§ **TASK DESCRIPTION**
State the number of lines with the string "deals" in them, and nothing else.

--- BEGIN DATASET ENTRIES ---

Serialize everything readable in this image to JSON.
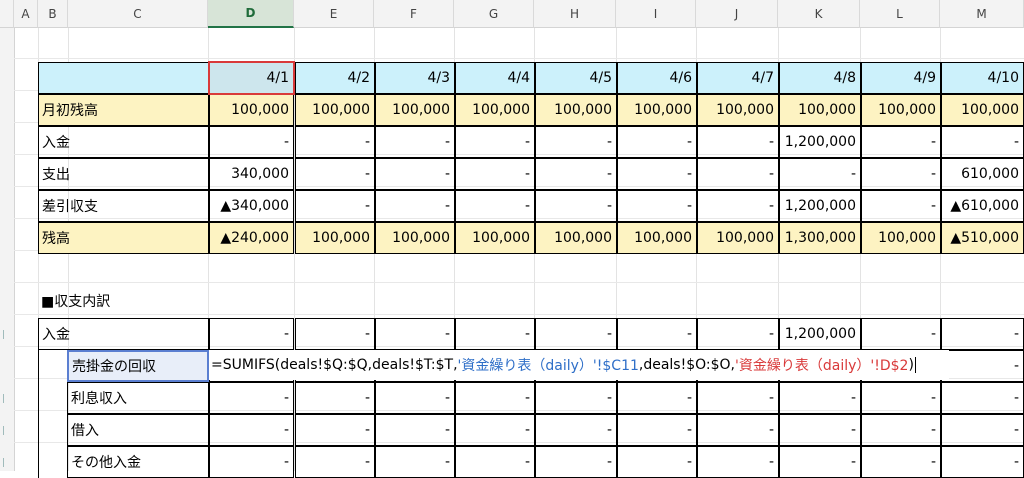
{
  "columns": [
    "A",
    "B",
    "C",
    "D",
    "E",
    "F",
    "G",
    "H",
    "I",
    "J",
    "K",
    "L",
    "M"
  ],
  "dates": [
    "4/1",
    "4/2",
    "4/3",
    "4/4",
    "4/5",
    "4/6",
    "4/7",
    "4/8",
    "4/9",
    "4/10"
  ],
  "summary": {
    "rows": [
      {
        "label": "月初残高",
        "style": "yellow",
        "values": [
          "100,000",
          "100,000",
          "100,000",
          "100,000",
          "100,000",
          "100,000",
          "100,000",
          "100,000",
          "100,000",
          "100,000"
        ]
      },
      {
        "label": "入金",
        "style": "plain",
        "values": [
          "-",
          "-",
          "-",
          "-",
          "-",
          "-",
          "-",
          "1,200,000",
          "-",
          "-"
        ]
      },
      {
        "label": "支出",
        "style": "plain",
        "values": [
          "340,000",
          "-",
          "-",
          "-",
          "-",
          "-",
          "-",
          "-",
          "-",
          "610,000"
        ]
      },
      {
        "label": "差引収支",
        "style": "plain",
        "values": [
          "▲340,000",
          "-",
          "-",
          "-",
          "-",
          "-",
          "-",
          "1,200,000",
          "-",
          "▲610,000"
        ]
      },
      {
        "label": "残高",
        "style": "yellow",
        "values": [
          "▲240,000",
          "100,000",
          "100,000",
          "100,000",
          "100,000",
          "100,000",
          "100,000",
          "1,300,000",
          "100,000",
          "▲510,000"
        ]
      }
    ]
  },
  "section_title": "■収支内訳",
  "detail": {
    "header": {
      "label": "入金",
      "values": [
        "-",
        "-",
        "-",
        "-",
        "-",
        "-",
        "-",
        "1,200,000",
        "-",
        "-"
      ]
    },
    "rows": [
      {
        "label": "売掛金の回収",
        "values": [
          "",
          "",
          "",
          "",
          "",
          "",
          "",
          "",
          "",
          "-"
        ]
      },
      {
        "label": "利息収入",
        "values": [
          "-",
          "-",
          "-",
          "-",
          "-",
          "-",
          "-",
          "-",
          "-",
          "-"
        ]
      },
      {
        "label": "借入",
        "values": [
          "-",
          "-",
          "-",
          "-",
          "-",
          "-",
          "-",
          "-",
          "-",
          "-"
        ]
      },
      {
        "label": "その他入金",
        "values": [
          "-",
          "-",
          "-",
          "-",
          "-",
          "-",
          "-",
          "-",
          "-",
          "-"
        ]
      }
    ]
  },
  "formula": {
    "p1": "=SUMIFS(deals!$Q:$Q,deals!$T:$T,",
    "p2": "'資金繰り表（daily）'!$C11",
    "p3": ",deals!$O:$O,",
    "p4": "'資金繰り表（daily）'!D$2",
    "p5": ")"
  },
  "colors": {
    "blue_header": "#ccf1fb",
    "yellow_row": "#fdf3c2",
    "selection": "#217346",
    "ref_blue": "#2f6fc8",
    "ref_red": "#d93a3a"
  }
}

--- END DATASET ENTRIES ---

§ **EXPECTED OUTPUT**
2